## Challenge 1
In the records, starting at the first line and ending at the line that contains "verify-post: satisfies Clairaut's", replace every "svg-text" with "text-node" and reproduce those lines with nothing else changed.
──────── Passage given
Hearing the case on consents under 28 U.S.C. § 636(c), the magistrate dismissed the complaint for failure to state a claim on which relief may be granted. The magistrate wrote: "Nowhere in the Complaint does [Geitz] allege personal involvement on the part of the Menard officials in the assault." As Geitz observes on appeal, it was not his theory that Menard's officials assaulted him in St. Louis. It is, rather, that they deliberately or recklessly omitted to take precautions (principally notifying Missouri officials about the risk) that would have averted the assault. We held in Santiago v. Lane, 894 F.2d 218, 222-23 (7th Cir. 1990), that failure to notify a transferee institution of an outstanding risk of assault may be a ground of liability. The magistrate did not have the benefit of Santiago, and we remand the case for reconsideration in light of that case.
────────────────
──────── Data for the task
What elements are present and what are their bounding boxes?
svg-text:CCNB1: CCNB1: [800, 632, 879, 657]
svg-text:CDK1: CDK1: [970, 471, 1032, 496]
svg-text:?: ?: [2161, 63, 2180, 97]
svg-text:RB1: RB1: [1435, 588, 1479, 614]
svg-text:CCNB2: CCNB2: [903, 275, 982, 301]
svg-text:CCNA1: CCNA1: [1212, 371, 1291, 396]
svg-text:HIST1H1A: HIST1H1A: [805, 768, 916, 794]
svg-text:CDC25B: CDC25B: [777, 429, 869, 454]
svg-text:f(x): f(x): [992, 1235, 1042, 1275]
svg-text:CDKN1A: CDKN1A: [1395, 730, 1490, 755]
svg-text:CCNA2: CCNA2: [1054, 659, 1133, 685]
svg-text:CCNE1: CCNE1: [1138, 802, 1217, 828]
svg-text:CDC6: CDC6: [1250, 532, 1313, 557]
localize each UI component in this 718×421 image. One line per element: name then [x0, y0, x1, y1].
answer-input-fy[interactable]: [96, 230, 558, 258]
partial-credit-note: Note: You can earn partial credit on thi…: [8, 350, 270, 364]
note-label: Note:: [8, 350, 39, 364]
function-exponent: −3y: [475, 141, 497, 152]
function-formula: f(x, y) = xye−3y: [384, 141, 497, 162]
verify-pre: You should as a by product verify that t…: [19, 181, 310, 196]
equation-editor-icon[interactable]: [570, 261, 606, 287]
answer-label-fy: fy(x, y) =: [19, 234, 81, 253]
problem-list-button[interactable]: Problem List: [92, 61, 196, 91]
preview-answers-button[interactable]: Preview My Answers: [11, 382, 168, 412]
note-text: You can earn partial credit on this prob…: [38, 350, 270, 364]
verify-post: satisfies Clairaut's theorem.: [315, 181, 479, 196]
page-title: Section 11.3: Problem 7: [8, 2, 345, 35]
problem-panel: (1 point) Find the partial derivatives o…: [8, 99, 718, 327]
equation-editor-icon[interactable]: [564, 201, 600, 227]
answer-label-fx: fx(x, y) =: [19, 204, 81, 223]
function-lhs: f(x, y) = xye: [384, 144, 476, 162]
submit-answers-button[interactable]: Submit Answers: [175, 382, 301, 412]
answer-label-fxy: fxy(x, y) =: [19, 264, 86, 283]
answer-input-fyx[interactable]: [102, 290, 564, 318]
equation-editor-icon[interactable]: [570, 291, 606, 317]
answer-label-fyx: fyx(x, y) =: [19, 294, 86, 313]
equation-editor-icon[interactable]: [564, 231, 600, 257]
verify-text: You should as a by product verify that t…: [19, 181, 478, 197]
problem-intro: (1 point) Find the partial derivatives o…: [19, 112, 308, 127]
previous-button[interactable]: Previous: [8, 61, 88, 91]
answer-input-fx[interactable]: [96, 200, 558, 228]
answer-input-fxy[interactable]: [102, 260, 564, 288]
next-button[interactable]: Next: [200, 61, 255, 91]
────────────────
## Challenge 2
According to the passage on Geitz's appeal, which case held that failing to notify a transferee institution of an outstanding risk of assault may be a ground of liability?

## Final answer 1
What elements are present and what are their bounding boxes?
text-node:CCNB1: CCNB1: [800, 632, 879, 657]
text-node:CDK1: CDK1: [970, 471, 1032, 496]
text-node:?: ?: [2161, 63, 2180, 97]
text-node:RB1: RB1: [1435, 588, 1479, 614]
text-node:CCNB2: CCNB2: [903, 275, 982, 301]
text-node:CCNA1: CCNA1: [1212, 371, 1291, 396]
text-node:HIST1H1A: HIST1H1A: [805, 768, 916, 794]
text-node:CDC25B: CDC25B: [777, 429, 869, 454]
text-node:f(x): f(x): [992, 1235, 1042, 1275]
text-node:CDKN1A: CDKN1A: [1395, 730, 1490, 755]
text-node:CCNA2: CCNA2: [1054, 659, 1133, 685]
text-node:CCNE1: CCNE1: [1138, 802, 1217, 828]
text-node:CDC6: CDC6: [1250, 532, 1313, 557]
localize each UI component in this 718×421 image. One line per element: name then [x0, y0, x1, y1].
answer-input-fy[interactable]: [96, 230, 558, 258]
partial-credit-note: Note: You can earn partial credit on thi…: [8, 350, 270, 364]
note-label: Note:: [8, 350, 39, 364]
function-exponent: −3y: [475, 141, 497, 152]
function-formula: f(x, y) = xye−3y: [384, 141, 497, 162]
verify-pre: You should as a by product verify that t…: [19, 181, 310, 196]
equation-editor-icon[interactable]: [570, 261, 606, 287]
answer-label-fy: fy(x, y) =: [19, 234, 81, 253]
problem-list-button[interactable]: Problem List: [92, 61, 196, 91]
preview-answers-button[interactable]: Preview My Answers: [11, 382, 168, 412]
note-text: You can earn partial credit on this prob…: [38, 350, 270, 364]
verify-post: satisfies Clairaut's theorem.: [315, 181, 479, 196]

## Final answer 2
Santiago v. Lane, 894 F.2d 218, 222-23 (7th Cir. 1990).